- REQUIREMENTS
Print all the records exactly, please.

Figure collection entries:
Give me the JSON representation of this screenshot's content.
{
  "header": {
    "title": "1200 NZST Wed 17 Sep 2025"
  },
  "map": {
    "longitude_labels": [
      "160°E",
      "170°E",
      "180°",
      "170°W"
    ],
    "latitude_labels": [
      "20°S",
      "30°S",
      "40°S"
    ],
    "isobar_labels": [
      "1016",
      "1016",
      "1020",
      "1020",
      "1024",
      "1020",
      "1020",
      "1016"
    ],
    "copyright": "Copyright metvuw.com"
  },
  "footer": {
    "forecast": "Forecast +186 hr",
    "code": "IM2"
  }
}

- WRITTEN RESPONSE
Give me the JSON representation of this screenshot's content.
{
  "header": {
    "title": "1200 NZST Wed 17 Sep 2025"
  },
  "map": {
    "longitude_labels": [
      "160°E",
      "170°E",
      "180°",
      "170°W"
    ],
    "latitude_labels": [
      "20°S",
      "30°S",
      "40°S"
    ],
    "isobar_labels": [
      "1016",
      "1016",
      "1020",
      "1020",
      "1024",
      "1020",
      "1020",
      "1016"
    ],
    "copyright": "Copyright metvuw.com"
  },
  "footer": {
    "forecast": "Forecast +186 hr",
    "code": "IM2"
  }
}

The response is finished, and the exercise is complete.